▶ Exercise: Whenever a line in the data contains "Antigen", show that line.

Items from a data source:
- - -
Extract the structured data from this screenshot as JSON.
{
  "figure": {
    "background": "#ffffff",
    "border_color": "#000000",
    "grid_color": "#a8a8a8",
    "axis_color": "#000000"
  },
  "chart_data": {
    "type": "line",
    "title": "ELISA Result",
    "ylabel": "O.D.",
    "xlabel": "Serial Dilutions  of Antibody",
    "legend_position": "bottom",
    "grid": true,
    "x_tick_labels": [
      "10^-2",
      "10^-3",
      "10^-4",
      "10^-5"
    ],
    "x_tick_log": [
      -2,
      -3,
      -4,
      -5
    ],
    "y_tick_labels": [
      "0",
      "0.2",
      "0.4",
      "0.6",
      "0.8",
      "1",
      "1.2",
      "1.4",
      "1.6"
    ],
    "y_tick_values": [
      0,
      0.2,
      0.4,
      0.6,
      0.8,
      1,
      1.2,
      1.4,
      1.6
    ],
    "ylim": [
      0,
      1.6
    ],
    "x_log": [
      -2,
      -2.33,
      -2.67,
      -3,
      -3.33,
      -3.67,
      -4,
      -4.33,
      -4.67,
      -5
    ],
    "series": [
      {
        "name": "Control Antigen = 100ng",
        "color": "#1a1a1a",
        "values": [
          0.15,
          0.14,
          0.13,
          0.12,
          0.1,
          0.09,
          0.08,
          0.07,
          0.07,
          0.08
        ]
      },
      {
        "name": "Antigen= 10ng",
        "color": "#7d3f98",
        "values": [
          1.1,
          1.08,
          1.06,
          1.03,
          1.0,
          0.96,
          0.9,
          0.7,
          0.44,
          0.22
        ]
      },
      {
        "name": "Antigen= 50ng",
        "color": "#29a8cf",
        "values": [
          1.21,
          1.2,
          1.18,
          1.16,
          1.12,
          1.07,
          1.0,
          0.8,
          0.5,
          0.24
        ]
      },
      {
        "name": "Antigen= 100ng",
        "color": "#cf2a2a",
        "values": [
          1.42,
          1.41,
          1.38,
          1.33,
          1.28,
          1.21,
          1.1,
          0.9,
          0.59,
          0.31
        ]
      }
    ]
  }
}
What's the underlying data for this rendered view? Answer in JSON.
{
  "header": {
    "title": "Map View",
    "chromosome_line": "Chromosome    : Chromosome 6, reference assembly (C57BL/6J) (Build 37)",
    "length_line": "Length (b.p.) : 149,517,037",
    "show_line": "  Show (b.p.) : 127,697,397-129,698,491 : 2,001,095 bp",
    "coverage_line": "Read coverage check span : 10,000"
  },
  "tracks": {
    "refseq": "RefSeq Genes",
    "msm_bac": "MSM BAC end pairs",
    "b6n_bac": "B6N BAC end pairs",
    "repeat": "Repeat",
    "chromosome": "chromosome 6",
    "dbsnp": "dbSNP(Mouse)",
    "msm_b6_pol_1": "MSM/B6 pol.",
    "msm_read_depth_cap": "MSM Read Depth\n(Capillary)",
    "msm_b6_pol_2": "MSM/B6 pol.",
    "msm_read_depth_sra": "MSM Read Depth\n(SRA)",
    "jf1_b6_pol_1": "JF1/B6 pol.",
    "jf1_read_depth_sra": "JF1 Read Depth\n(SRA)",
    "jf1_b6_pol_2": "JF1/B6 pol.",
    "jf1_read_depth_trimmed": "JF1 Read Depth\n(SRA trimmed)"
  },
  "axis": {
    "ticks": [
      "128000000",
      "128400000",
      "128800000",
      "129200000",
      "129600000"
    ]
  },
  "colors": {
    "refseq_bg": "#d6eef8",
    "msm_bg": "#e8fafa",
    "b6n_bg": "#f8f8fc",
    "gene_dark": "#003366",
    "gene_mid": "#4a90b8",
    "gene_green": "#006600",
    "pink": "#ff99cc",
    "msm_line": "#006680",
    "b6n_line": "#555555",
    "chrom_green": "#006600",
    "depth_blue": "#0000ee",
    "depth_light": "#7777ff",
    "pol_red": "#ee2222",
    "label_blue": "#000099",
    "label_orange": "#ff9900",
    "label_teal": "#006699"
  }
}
- - -
▶ Response area:
        "name": "Control Antigen = 100ng",
        "name": "Antigen= 10ng",
        "name": "Antigen= 50ng",
        "name": "Antigen= 100ng",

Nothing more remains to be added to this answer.